Records from a data source:
______

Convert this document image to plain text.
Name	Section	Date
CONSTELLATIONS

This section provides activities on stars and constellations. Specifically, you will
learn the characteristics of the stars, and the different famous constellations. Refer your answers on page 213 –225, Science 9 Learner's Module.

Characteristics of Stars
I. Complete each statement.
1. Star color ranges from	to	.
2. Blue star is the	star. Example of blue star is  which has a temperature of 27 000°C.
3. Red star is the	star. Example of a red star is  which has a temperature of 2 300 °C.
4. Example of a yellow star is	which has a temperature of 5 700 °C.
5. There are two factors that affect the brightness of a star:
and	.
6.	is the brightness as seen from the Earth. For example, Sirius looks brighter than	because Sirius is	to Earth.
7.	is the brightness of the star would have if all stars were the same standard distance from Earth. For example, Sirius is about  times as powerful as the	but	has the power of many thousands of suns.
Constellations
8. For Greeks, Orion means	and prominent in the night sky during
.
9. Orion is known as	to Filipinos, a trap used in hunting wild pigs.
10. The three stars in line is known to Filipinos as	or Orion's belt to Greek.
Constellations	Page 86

______

▶ Exercise description:
Scan the material above. Extract every line in which the word "temperature" occurs.

▶ The reply:
2. Blue star is the	star. Example of blue star is  which has a temperature of 27 000°C.
3. Red star is the	star. Example of a red star is  which has a temperature of 2 300 °C.
4. Example of a yellow star is	which has a temperature of 5 700 °C.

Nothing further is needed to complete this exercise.